§ Supplied material:
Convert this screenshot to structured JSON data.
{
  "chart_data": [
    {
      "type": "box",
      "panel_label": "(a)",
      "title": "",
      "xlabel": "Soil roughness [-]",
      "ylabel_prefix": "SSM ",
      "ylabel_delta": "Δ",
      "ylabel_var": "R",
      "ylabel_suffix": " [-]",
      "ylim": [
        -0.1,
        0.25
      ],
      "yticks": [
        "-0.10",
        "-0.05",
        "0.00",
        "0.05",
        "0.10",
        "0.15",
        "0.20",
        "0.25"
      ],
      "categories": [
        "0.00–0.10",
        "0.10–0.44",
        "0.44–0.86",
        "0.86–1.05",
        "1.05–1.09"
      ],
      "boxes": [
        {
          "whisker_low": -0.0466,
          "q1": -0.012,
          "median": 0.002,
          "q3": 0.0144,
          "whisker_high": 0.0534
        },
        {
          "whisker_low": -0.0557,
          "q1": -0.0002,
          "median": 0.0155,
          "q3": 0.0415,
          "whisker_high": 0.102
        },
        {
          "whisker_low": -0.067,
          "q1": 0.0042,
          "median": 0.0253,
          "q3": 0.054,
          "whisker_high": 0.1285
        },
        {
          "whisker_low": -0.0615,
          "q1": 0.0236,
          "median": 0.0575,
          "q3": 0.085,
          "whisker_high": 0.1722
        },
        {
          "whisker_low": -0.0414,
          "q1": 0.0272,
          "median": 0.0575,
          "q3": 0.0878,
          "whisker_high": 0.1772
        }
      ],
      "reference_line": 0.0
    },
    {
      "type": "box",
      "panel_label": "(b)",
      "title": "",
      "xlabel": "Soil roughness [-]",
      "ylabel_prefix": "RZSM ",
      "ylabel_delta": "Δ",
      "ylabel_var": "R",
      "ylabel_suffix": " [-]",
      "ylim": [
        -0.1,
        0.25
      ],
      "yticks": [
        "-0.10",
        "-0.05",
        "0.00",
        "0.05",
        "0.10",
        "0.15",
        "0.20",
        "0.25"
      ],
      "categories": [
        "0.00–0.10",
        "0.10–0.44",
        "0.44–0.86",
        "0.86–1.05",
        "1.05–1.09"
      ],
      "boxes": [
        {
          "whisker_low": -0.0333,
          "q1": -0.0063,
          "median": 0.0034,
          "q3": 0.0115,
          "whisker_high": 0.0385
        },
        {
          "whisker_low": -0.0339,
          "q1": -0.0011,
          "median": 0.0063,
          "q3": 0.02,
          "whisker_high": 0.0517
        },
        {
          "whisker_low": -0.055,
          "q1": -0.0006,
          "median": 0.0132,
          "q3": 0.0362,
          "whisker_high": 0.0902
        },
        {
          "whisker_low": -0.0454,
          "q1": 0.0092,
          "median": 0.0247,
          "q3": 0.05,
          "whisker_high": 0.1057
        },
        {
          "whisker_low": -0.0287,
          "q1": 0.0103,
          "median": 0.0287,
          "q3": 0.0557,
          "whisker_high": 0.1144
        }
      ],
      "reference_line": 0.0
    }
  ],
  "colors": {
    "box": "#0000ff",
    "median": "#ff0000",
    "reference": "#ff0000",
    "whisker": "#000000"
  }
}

§ Exercise details: Set down each entry again, unchanged.

§ Output for this exercise:
Convert this screenshot to structured JSON data.
{
  "chart_data": [
    {
      "type": "box",
      "panel_label": "(a)",
      "title": "",
      "xlabel": "Soil roughness [-]",
      "ylabel_prefix": "SSM ",
      "ylabel_delta": "Δ",
      "ylabel_var": "R",
      "ylabel_suffix": " [-]",
      "ylim": [
        -0.1,
        0.25
      ],
      "yticks": [
        "-0.10",
        "-0.05",
        "0.00",
        "0.05",
        "0.10",
        "0.15",
        "0.20",
        "0.25"
      ],
      "categories": [
        "0.00–0.10",
        "0.10–0.44",
        "0.44–0.86",
        "0.86–1.05",
        "1.05–1.09"
      ],
      "boxes": [
        {
          "whisker_low": -0.0466,
          "q1": -0.012,
          "median": 0.002,
          "q3": 0.0144,
          "whisker_high": 0.0534
        },
        {
          "whisker_low": -0.0557,
          "q1": -0.0002,
          "median": 0.0155,
          "q3": 0.0415,
          "whisker_high": 0.102
        },
        {
          "whisker_low": -0.067,
          "q1": 0.0042,
          "median": 0.0253,
          "q3": 0.054,
          "whisker_high": 0.1285
        },
        {
          "whisker_low": -0.0615,
          "q1": 0.0236,
          "median": 0.0575,
          "q3": 0.085,
          "whisker_high": 0.1722
        },
        {
          "whisker_low": -0.0414,
          "q1": 0.0272,
          "median": 0.0575,
          "q3": 0.0878,
          "whisker_high": 0.1772
        }
      ],
      "reference_line": 0.0
    },
    {
      "type": "box",
      "panel_label": "(b)",
      "title": "",
      "xlabel": "Soil roughness [-]",
      "ylabel_prefix": "RZSM ",
      "ylabel_delta": "Δ",
      "ylabel_var": "R",
      "ylabel_suffix": " [-]",
      "ylim": [
        -0.1,
        0.25
      ],
      "yticks": [
        "-0.10",
        "-0.05",
        "0.00",
        "0.05",
        "0.10",
        "0.15",
        "0.20",
        "0.25"
      ],
      "categories": [
        "0.00–0.10",
        "0.10–0.44",
        "0.44–0.86",
        "0.86–1.05",
        "1.05–1.09"
      ],
      "boxes": [
        {
          "whisker_low": -0.0333,
          "q1": -0.0063,
          "median": 0.0034,
          "q3": 0.0115,
          "whisker_high": 0.0385
        },
        {
          "whisker_low": -0.0339,
          "q1": -0.0011,
          "median": 0.0063,
          "q3": 0.02,
          "whisker_high": 0.0517
        },
        {
          "whisker_low": -0.055,
          "q1": -0.0006,
          "median": 0.0132,
          "q3": 0.0362,
          "whisker_high": 0.0902
        },
        {
          "whisker_low": -0.0454,
          "q1": 0.0092,
          "median": 0.0247,
          "q3": 0.05,
          "whisker_high": 0.1057
        },
        {
          "whisker_low": -0.0287,
          "q1": 0.0103,
          "median": 0.0287,
          "q3": 0.0557,
          "whisker_high": 0.1144
        }
      ],
      "reference_line": 0.0
    }
  ],
  "colors": {
    "box": "#0000ff",
    "median": "#ff0000",
    "reference": "#ff0000",
    "whisker": "#000000"
  }
}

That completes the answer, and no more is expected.